### Task description
Repeat the data word for word. Do not include the pictures.

--------------------

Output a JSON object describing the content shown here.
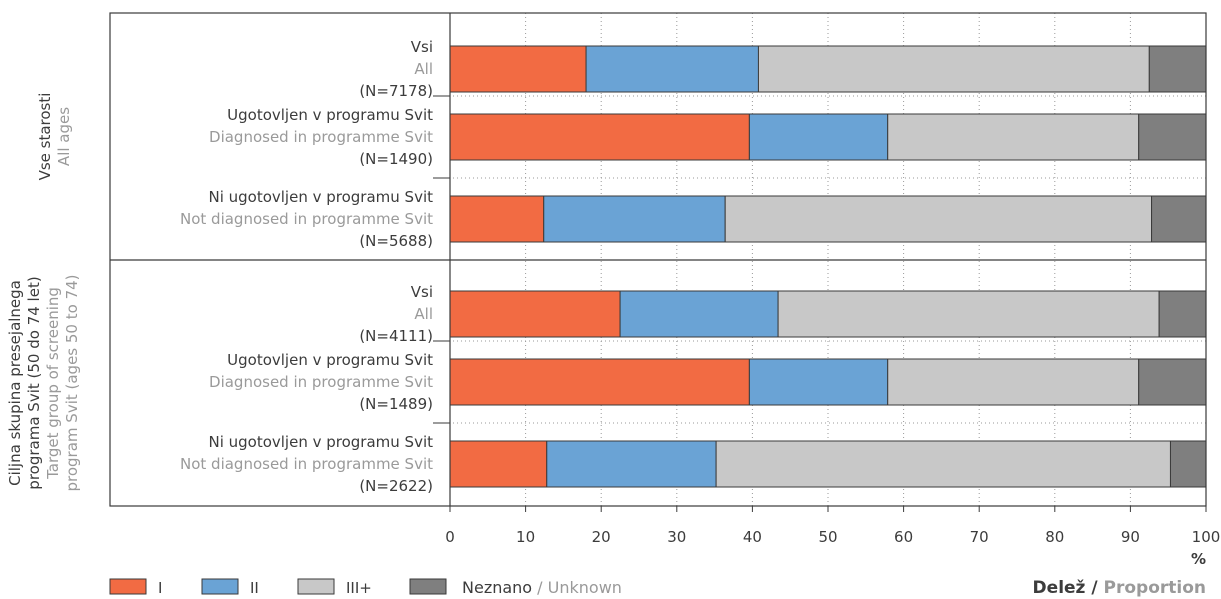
{
  "chart_data": {
    "type": "bar",
    "orientation": "horizontal",
    "stacked": true,
    "percent": true,
    "xlim": [
      0,
      100
    ],
    "x_ticks": [
      "0",
      "10",
      "20",
      "30",
      "40",
      "50",
      "60",
      "70",
      "80",
      "90",
      "100"
    ],
    "x_unit": "%",
    "xlabel": {
      "main": "Delež",
      "separator": " / ",
      "sub": "Proportion"
    },
    "grid": "vertical dotted",
    "legend_position": "bottom-left",
    "series": [
      {
        "name": "I",
        "color": "#f26b43"
      },
      {
        "name": "II",
        "color": "#6aa3d5"
      },
      {
        "name": "III+",
        "color": "#c8c8c8"
      },
      {
        "name_main": "Neznano",
        "separator": " / ",
        "name_sub": "Unknown",
        "color": "#7f7f7f"
      }
    ],
    "groups": [
      {
        "label_main": "Vse starosti",
        "label_sub": "All ages",
        "bars": [
          {
            "label_main": "Vsi",
            "label_sub": "All",
            "n": "(N=7178)",
            "values": [
              18.0,
              22.8,
              51.7,
              7.5
            ]
          },
          {
            "label_main": "Ugotovljen v programu Svit",
            "label_sub": "Diagnosed in programme Svit",
            "n": "(N=1490)",
            "values": [
              39.6,
              18.3,
              33.2,
              8.9
            ]
          },
          {
            "label_main": "Ni ugotovljen v programu Svit",
            "label_sub": "Not diagnosed in programme Svit",
            "n": "(N=5688)",
            "values": [
              12.4,
              24.0,
              56.4,
              7.2
            ]
          }
        ]
      },
      {
        "label_main": [
          "Ciljna skupina presejalnega",
          "programa Svit (50 do 74 let)"
        ],
        "label_sub": [
          "Target group of screening",
          "program Svit (ages 50 to 74)"
        ],
        "bars": [
          {
            "label_main": "Vsi",
            "label_sub": "All",
            "n": "(N=4111)",
            "values": [
              22.5,
              20.9,
              50.4,
              6.2
            ]
          },
          {
            "label_main": "Ugotovljen v programu Svit",
            "label_sub": "Diagnosed in programme Svit",
            "n": "(N=1489)",
            "values": [
              39.6,
              18.3,
              33.2,
              8.9
            ]
          },
          {
            "label_main": "Ni ugotovljen v programu Svit",
            "label_sub": "Not diagnosed in programme Svit",
            "n": "(N=2622)",
            "values": [
              12.8,
              22.4,
              60.1,
              4.7
            ]
          }
        ]
      }
    ]
  }
}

--------------------

### Response
Output a JSON object describing the content shown here.
{
  "chart_data": {
    "type": "bar",
    "orientation": "horizontal",
    "stacked": true,
    "percent": true,
    "xlim": [
      0,
      100
    ],
    "x_ticks": [
      "0",
      "10",
      "20",
      "30",
      "40",
      "50",
      "60",
      "70",
      "80",
      "90",
      "100"
    ],
    "x_unit": "%",
    "xlabel": {
      "main": "Delež",
      "separator": " / ",
      "sub": "Proportion"
    },
    "grid": "vertical dotted",
    "legend_position": "bottom-left",
    "series": [
      {
        "name": "I",
        "color": "#f26b43"
      },
      {
        "name": "II",
        "color": "#6aa3d5"
      },
      {
        "name": "III+",
        "color": "#c8c8c8"
      },
      {
        "name_main": "Neznano",
        "separator": " / ",
        "name_sub": "Unknown",
        "color": "#7f7f7f"
      }
    ],
    "groups": [
      {
        "label_main": "Vse starosti",
        "label_sub": "All ages",
        "bars": [
          {
            "label_main": "Vsi",
            "label_sub": "All",
            "n": "(N=7178)",
            "values": [
              18.0,
              22.8,
              51.7,
              7.5
            ]
          },
          {
            "label_main": "Ugotovljen v programu Svit",
            "label_sub": "Diagnosed in programme Svit",
            "n": "(N=1490)",
            "values": [
              39.6,
              18.3,
              33.2,
              8.9
            ]
          },
          {
            "label_main": "Ni ugotovljen v programu Svit",
            "label_sub": "Not diagnosed in programme Svit",
            "n": "(N=5688)",
            "values": [
              12.4,
              24.0,
              56.4,
              7.2
            ]
          }
        ]
      },
      {
        "label_main": [
          "Ciljna skupina presejalnega",
          "programa Svit (50 do 74 let)"
        ],
        "label_sub": [
          "Target group of screening",
          "program Svit (ages 50 to 74)"
        ],
        "bars": [
          {
            "label_main": "Vsi",
            "label_sub": "All",
            "n": "(N=4111)",
            "values": [
              22.5,
              20.9,
              50.4,
              6.2
            ]
          },
          {
            "label_main": "Ugotovljen v programu Svit",
            "label_sub": "Diagnosed in programme Svit",
            "n": "(N=1489)",
            "values": [
              39.6,
              18.3,
              33.2,
              8.9
            ]
          },
          {
            "label_main": "Ni ugotovljen v programu Svit",
            "label_sub": "Not diagnosed in programme Svit",
            "n": "(N=2622)",
            "values": [
              12.8,
              22.4,
              60.1,
              4.7
            ]
          }
        ]
      }
    ]
  }
}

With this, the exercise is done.